Recorded data:
★ ★ ★ ★ ★ ★ ★

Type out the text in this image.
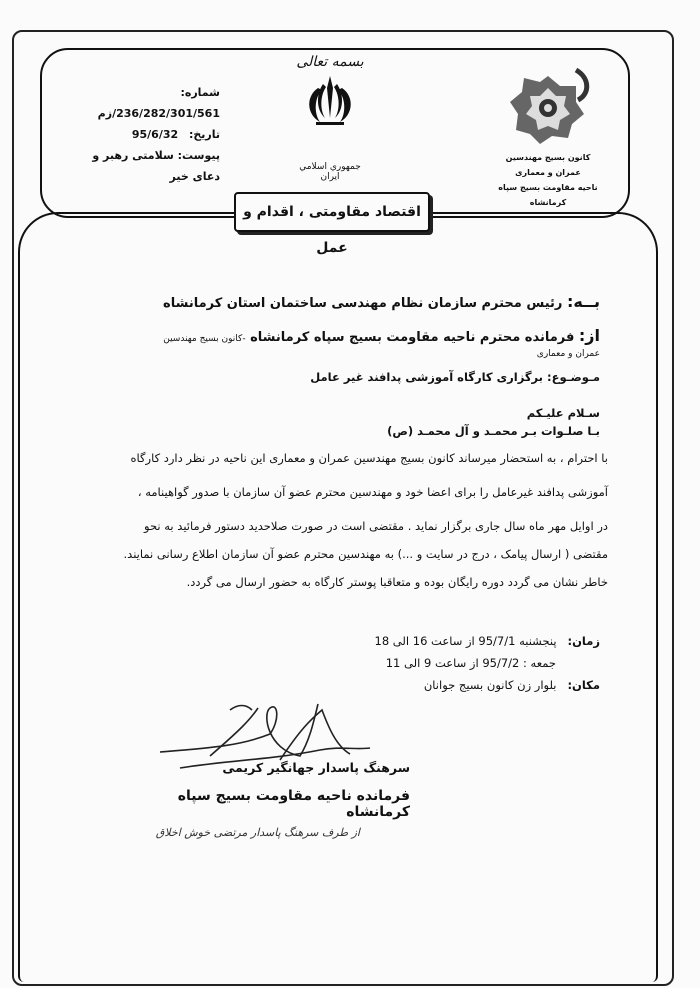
شماره: 236/282/301/561/زم
تاریخ: 95/6/32
پیوست: سلامتی رهبر و دعای خیر
بسمه تعالی
جمهوري اسلامي ايران
کانون بسیج مهندسین عمران و معماری
ناحیه مقاومت بسیج سپاه کرمانشاه
اقتصاد مقاومتی ، اقدام و عمل
بــه: رئیس محترم سازمان نظام مهندسی ساختمان استان کرمانشاه
از: فرمانده محترم ناحیه مقاومت بسیج سپاه کرمانشاه -کانون بسیج مهندسین عمران و معماری
مـوضـوع: برگزاری کارگاه آموزشی پدافند غیر عامل
سـلام علیـکم
بـا صلـوات بـر محمـد و آل محمـد (ص)
با احترام ، به استحضار میرساند کانون بسیج مهندسین عمران و معماری این ناحیه در نظر دارد کارگاه
آموزشی پدافند غیرعامل را برای اعضا خود و مهندسین محترم عضو آن سازمان با صدور گواهینامه ،
در اوایل مهر ماه سال جاری برگزار نماید . مقتضی است در صورت صلاحدید دستور فرمائید به نحو
مقتضی ( ارسال پیامک ، درج در سایت و ...) به مهندسین محترم عضو آن سازمان اطلاع رسانی نمایند.
خاطر نشان می گردد دوره رایگان بوده و متعاقبا پوستر کارگاه به حضور ارسال می گردد.
زمان:   پنجشنبه 95/7/1 از ساعت 16 الی 18
جمعه : 95/7/2 از ساعت 9 الی 11
مکان:   بلوار زن کانون بسیج جوانان
سرهنگ پاسدار جهانگیر کریمی
فرمانده ناحیه مقاومت بسیج سپاه کرمانشاه
از طرف سرهنگ پاسدار مرتضی خوش اخلاق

★ ★ ★ ★ ★ ★ ★

Your task
Write out each line again precisely as it appears, skipping every picture.

The output
Type out the text in this image.
شماره: 236/282/301/561/زم
تاریخ: 95/6/32
پیوست: سلامتی رهبر و دعای خیر
بسمه تعالی
جمهوري اسلامي ايران
کانون بسیج مهندسین عمران و معماری
ناحیه مقاومت بسیج سپاه کرمانشاه
اقتصاد مقاومتی ، اقدام و عمل
بــه: رئیس محترم سازمان نظام مهندسی ساختمان استان کرمانشاه
از: فرمانده محترم ناحیه مقاومت بسیج سپاه کرمانشاه -کانون بسیج مهندسین عمران و معماری
مـوضـوع: برگزاری کارگاه آموزشی پدافند غیر عامل
سـلام علیـکم
بـا صلـوات بـر محمـد و آل محمـد (ص)
با احترام ، به استحضار میرساند کانون بسیج مهندسین عمران و معماری این ناحیه در نظر دارد کارگاه
آموزشی پدافند غیرعامل را برای اعضا خود و مهندسین محترم عضو آن سازمان با صدور گواهینامه ،
در اوایل مهر ماه سال جاری برگزار نماید . مقتضی است در صورت صلاحدید دستور فرمائید به نحو
مقتضی ( ارسال پیامک ، درج در سایت و ...) به مهندسین محترم عضو آن سازمان اطلاع رسانی نمایند.
خاطر نشان می گردد دوره رایگان بوده و متعاقبا پوستر کارگاه به حضور ارسال می گردد.
زمان:   پنجشنبه 95/7/1 از ساعت 16 الی 18
جمعه : 95/7/2 از ساعت 9 الی 11
مکان:   بلوار زن کانون بسیج جوانان
سرهنگ پاسدار جهانگیر کریمی
فرمانده ناحیه مقاومت بسیج سپاه کرمانشاه
از طرف سرهنگ پاسدار مرتضی خوش اخلاق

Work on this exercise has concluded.